STATED EXERCISE
Would you write out the entries below, every one of them, exactly?

MATERIAL FOR THIS TASK
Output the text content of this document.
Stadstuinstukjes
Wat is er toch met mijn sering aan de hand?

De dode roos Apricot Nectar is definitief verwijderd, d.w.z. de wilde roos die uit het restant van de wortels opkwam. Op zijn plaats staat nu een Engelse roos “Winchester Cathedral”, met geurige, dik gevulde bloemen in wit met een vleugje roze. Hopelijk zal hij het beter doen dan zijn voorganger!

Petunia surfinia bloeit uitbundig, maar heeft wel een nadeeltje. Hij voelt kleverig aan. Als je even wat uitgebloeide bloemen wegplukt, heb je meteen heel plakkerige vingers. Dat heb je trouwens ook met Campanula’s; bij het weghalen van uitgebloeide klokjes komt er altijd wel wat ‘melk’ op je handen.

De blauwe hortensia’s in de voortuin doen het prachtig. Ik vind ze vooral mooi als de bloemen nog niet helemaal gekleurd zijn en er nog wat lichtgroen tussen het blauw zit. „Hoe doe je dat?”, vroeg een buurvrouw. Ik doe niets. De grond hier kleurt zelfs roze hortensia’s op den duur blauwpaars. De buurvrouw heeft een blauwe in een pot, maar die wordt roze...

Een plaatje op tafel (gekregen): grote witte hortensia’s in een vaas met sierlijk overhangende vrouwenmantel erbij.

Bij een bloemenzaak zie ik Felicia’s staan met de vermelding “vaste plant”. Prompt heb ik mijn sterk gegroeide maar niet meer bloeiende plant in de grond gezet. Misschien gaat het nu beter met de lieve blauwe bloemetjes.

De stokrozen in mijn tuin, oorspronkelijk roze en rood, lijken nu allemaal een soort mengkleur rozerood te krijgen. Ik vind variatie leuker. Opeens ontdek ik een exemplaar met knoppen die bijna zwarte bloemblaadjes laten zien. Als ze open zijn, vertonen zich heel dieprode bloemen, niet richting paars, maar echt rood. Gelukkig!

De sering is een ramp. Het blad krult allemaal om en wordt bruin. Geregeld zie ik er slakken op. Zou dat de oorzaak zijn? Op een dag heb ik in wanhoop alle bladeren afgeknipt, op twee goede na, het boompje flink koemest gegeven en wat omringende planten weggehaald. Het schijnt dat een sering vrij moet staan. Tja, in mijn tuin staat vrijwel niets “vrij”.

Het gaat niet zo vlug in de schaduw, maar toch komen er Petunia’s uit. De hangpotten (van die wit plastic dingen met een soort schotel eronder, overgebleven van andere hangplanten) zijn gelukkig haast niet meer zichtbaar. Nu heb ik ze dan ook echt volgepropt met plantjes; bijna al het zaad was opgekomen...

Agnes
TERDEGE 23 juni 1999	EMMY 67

SOLVED EXERCISE
Output the text content of this document.
Stadstuinstukjes
Wat is er toch met mijn sering aan de hand?

De dode roos Apricot Nectar is definitief verwijderd, d.w.z. de wilde roos die uit het restant van de wortels opkwam. Op zijn plaats staat nu een Engelse roos “Winchester Cathedral”, met geurige, dik gevulde bloemen in wit met een vleugje roze. Hopelijk zal hij het beter doen dan zijn voorganger!

Petunia surfinia bloeit uitbundig, maar heeft wel een nadeeltje. Hij voelt kleverig aan. Als je even wat uitgebloeide bloemen wegplukt, heb je meteen heel plakkerige vingers. Dat heb je trouwens ook met Campanula’s; bij het weghalen van uitgebloeide klokjes komt er altijd wel wat ‘melk’ op je handen.

De blauwe hortensia’s in de voortuin doen het prachtig. Ik vind ze vooral mooi als de bloemen nog niet helemaal gekleurd zijn en er nog wat lichtgroen tussen het blauw zit. „Hoe doe je dat?”, vroeg een buurvrouw. Ik doe niets. De grond hier kleurt zelfs roze hortensia’s op den duur blauwpaars. De buurvrouw heeft een blauwe in een pot, maar die wordt roze...

Een plaatje op tafel (gekregen): grote witte hortensia’s in een vaas met sierlijk overhangende vrouwenmantel erbij.

Bij een bloemenzaak zie ik Felicia’s staan met de vermelding “vaste plant”. Prompt heb ik mijn sterk gegroeide maar niet meer bloeiende plant in de grond gezet. Misschien gaat het nu beter met de lieve blauwe bloemetjes.

De stokrozen in mijn tuin, oorspronkelijk roze en rood, lijken nu allemaal een soort mengkleur rozerood te krijgen. Ik vind variatie leuker. Opeens ontdek ik een exemplaar met knoppen die bijna zwarte bloemblaadjes laten zien. Als ze open zijn, vertonen zich heel dieprode bloemen, niet richting paars, maar echt rood. Gelukkig!

De sering is een ramp. Het blad krult allemaal om en wordt bruin. Geregeld zie ik er slakken op. Zou dat de oorzaak zijn? Op een dag heb ik in wanhoop alle bladeren afgeknipt, op twee goede na, het boompje flink koemest gegeven en wat omringende planten weggehaald. Het schijnt dat een sering vrij moet staan. Tja, in mijn tuin staat vrijwel niets “vrij”.

Het gaat niet zo vlug in de schaduw, maar toch komen er Petunia’s uit. De hangpotten (van die wit plastic dingen met een soort schotel eronder, overgebleven van andere hangplanten) zijn gelukkig haast niet meer zichtbaar. Nu heb ik ze dan ook echt volgepropt met plantjes; bijna al het zaad was opgekomen...

Agnes
TERDEGE 23 juni 1999	EMMY 67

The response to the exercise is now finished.